═══ Input material

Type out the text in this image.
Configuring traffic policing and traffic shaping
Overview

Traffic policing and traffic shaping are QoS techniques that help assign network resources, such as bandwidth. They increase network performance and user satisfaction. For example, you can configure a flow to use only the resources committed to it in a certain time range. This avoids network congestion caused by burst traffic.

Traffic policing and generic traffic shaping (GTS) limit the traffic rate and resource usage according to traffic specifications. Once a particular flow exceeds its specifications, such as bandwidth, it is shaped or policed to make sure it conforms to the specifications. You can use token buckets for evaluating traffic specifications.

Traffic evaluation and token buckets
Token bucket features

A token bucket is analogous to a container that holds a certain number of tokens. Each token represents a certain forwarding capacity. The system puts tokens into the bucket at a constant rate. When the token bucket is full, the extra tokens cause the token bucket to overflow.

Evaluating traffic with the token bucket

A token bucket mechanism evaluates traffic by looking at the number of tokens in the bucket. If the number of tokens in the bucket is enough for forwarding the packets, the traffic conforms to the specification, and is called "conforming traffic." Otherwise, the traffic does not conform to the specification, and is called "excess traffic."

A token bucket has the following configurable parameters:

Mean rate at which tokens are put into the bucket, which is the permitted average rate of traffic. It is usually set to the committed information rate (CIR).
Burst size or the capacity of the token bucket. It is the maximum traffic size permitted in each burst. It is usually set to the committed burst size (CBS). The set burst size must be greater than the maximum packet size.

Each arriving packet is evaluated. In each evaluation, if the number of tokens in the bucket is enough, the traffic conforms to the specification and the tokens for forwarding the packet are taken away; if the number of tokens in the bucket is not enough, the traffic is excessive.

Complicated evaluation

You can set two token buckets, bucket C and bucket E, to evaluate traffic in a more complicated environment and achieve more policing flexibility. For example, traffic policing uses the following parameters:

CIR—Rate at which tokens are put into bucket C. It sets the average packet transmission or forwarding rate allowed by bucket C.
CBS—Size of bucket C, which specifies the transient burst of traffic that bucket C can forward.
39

══════

*Written request*: Copy out every line in the listing where the word "number" appears.

*Full answer*:
A token bucket is analogous to a container that holds a certain number of tokens. Each token represents a certain forwarding capacity. The system puts tokens into the bucket at a constant rate. When the token bucket is full, the extra tokens cause the token bucket to overflow.
A token bucket mechanism evaluates traffic by looking at the number of tokens in the bucket. If the number of tokens in the bucket is enough for forwarding the packets, the traffic conforms to the specification, and is called "conforming traffic." Otherwise, the traffic does not conform to the specification, and is called "excess traffic."
Each arriving packet is evaluated. In each evaluation, if the number of tokens in the bucket is enough, the traffic conforms to the specification and the tokens for forwarding the packet are taken away; if the number of tokens in the bucket is not enough, the traffic is excessive.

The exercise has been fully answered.